Data to process
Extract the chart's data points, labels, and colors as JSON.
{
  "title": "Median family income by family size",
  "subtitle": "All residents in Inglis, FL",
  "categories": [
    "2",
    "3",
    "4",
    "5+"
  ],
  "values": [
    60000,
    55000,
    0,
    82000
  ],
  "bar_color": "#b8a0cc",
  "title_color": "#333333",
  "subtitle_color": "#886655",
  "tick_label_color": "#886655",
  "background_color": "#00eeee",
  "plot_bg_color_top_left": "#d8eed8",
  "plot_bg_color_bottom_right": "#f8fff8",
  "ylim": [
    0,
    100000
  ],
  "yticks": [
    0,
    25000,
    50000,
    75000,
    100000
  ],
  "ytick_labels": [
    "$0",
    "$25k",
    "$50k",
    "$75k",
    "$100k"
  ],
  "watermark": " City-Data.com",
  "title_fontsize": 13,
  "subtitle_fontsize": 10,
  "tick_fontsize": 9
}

==

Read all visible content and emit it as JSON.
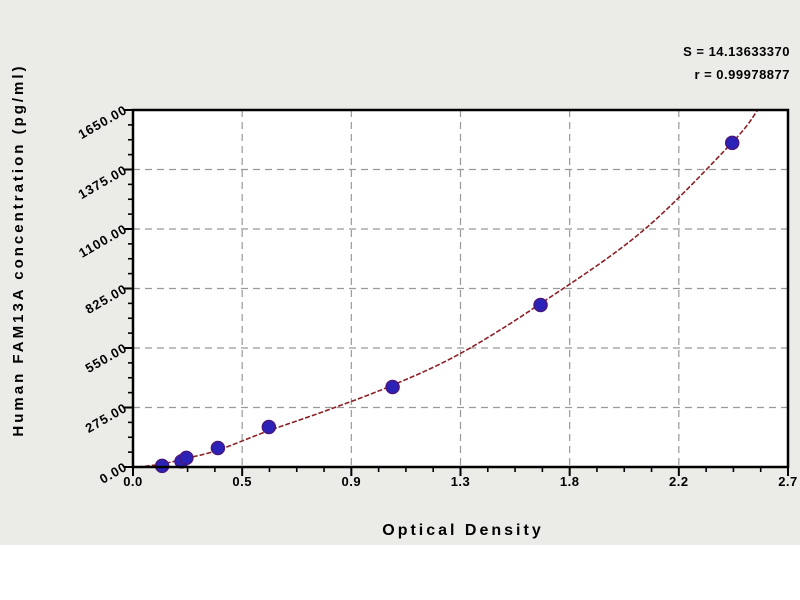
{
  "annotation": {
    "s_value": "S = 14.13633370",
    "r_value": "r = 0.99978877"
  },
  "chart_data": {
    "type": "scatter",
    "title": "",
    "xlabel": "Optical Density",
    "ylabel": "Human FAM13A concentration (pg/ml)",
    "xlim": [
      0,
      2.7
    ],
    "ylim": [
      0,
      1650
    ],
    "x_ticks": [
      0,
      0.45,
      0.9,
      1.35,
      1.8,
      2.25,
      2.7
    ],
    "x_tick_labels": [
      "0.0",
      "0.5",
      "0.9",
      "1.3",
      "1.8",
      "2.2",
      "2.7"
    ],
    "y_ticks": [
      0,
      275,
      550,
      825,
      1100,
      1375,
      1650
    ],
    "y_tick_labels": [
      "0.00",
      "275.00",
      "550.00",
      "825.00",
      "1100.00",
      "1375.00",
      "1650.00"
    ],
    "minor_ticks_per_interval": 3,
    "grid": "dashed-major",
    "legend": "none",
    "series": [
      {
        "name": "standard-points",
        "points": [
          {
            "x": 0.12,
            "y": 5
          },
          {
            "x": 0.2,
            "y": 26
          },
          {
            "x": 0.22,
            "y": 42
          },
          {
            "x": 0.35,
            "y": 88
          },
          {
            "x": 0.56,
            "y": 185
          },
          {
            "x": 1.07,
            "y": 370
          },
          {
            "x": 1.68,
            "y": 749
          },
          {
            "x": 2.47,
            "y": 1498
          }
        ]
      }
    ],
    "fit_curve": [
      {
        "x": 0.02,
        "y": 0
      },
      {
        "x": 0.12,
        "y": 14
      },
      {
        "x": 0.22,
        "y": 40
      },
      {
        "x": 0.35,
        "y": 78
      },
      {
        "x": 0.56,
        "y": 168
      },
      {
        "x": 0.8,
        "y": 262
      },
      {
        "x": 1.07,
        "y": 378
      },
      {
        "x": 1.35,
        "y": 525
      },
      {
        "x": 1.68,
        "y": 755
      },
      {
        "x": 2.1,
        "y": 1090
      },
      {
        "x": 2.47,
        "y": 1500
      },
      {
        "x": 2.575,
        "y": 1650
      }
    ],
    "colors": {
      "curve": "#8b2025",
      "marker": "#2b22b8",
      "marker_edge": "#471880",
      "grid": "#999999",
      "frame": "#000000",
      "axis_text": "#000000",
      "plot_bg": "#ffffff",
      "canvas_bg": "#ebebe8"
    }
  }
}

Task description
Keep only those lines of the records that hold "JSON", and return them.

Full answer
Extract the chart's data points, labels, and colors as JSON.
Read all visible content and emit it as JSON.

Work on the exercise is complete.